Stored data:

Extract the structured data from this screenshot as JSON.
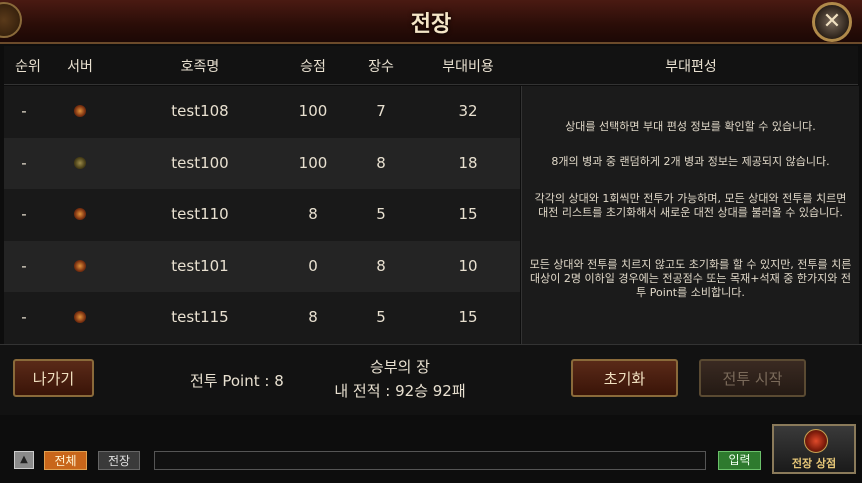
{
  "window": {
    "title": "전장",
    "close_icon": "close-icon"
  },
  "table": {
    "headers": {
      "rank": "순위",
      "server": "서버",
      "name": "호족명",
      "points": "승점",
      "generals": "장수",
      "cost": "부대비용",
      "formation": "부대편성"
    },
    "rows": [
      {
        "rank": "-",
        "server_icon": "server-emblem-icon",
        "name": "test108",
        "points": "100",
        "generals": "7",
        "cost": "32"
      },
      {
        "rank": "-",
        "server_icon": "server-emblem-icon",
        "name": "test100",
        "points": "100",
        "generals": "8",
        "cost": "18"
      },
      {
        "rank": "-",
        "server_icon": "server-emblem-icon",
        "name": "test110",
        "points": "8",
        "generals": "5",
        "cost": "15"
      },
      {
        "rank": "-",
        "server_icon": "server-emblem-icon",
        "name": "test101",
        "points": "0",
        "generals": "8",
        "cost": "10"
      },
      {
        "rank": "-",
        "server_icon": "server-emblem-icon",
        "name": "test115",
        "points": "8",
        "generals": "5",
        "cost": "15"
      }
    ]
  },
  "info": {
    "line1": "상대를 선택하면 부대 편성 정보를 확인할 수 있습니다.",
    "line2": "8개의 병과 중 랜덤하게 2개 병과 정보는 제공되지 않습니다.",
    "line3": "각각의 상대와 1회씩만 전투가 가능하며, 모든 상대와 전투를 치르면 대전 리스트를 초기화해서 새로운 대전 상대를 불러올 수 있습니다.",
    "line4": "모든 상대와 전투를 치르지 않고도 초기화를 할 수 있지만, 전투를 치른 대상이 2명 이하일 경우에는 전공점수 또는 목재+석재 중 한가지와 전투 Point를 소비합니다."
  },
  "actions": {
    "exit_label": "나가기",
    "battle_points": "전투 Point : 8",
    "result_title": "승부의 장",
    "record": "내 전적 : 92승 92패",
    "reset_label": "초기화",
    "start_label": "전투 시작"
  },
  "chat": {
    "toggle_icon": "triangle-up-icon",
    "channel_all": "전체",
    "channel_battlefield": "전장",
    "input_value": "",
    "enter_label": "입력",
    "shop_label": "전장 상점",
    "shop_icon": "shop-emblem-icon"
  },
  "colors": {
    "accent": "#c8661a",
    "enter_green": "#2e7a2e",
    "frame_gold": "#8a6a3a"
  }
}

◆ Exercise directions
Write out the full set of lines verbatim, without the pictures.

◆ Response to this exercise
Extract the structured data from this screenshot as JSON.
{
  "window": {
    "title": "전장",
    "close_icon": "close-icon"
  },
  "table": {
    "headers": {
      "rank": "순위",
      "server": "서버",
      "name": "호족명",
      "points": "승점",
      "generals": "장수",
      "cost": "부대비용",
      "formation": "부대편성"
    },
    "rows": [
      {
        "rank": "-",
        "server_icon": "server-emblem-icon",
        "name": "test108",
        "points": "100",
        "generals": "7",
        "cost": "32"
      },
      {
        "rank": "-",
        "server_icon": "server-emblem-icon",
        "name": "test100",
        "points": "100",
        "generals": "8",
        "cost": "18"
      },
      {
        "rank": "-",
        "server_icon": "server-emblem-icon",
        "name": "test110",
        "points": "8",
        "generals": "5",
        "cost": "15"
      },
      {
        "rank": "-",
        "server_icon": "server-emblem-icon",
        "name": "test101",
        "points": "0",
        "generals": "8",
        "cost": "10"
      },
      {
        "rank": "-",
        "server_icon": "server-emblem-icon",
        "name": "test115",
        "points": "8",
        "generals": "5",
        "cost": "15"
      }
    ]
  },
  "info": {
    "line1": "상대를 선택하면 부대 편성 정보를 확인할 수 있습니다.",
    "line2": "8개의 병과 중 랜덤하게 2개 병과 정보는 제공되지 않습니다.",
    "line3": "각각의 상대와 1회씩만 전투가 가능하며, 모든 상대와 전투를 치르면 대전 리스트를 초기화해서 새로운 대전 상대를 불러올 수 있습니다.",
    "line4": "모든 상대와 전투를 치르지 않고도 초기화를 할 수 있지만, 전투를 치른 대상이 2명 이하일 경우에는 전공점수 또는 목재+석재 중 한가지와 전투 Point를 소비합니다."
  },
  "actions": {
    "exit_label": "나가기",
    "battle_points": "전투 Point : 8",
    "result_title": "승부의 장",
    "record": "내 전적 : 92승 92패",
    "reset_label": "초기화",
    "start_label": "전투 시작"
  },
  "chat": {
    "toggle_icon": "triangle-up-icon",
    "channel_all": "전체",
    "channel_battlefield": "전장",
    "input_value": "",
    "enter_label": "입력",
    "shop_label": "전장 상점",
    "shop_icon": "shop-emblem-icon"
  },
  "colors": {
    "accent": "#c8661a",
    "enter_green": "#2e7a2e",
    "frame_gold": "#8a6a3a"
  }
}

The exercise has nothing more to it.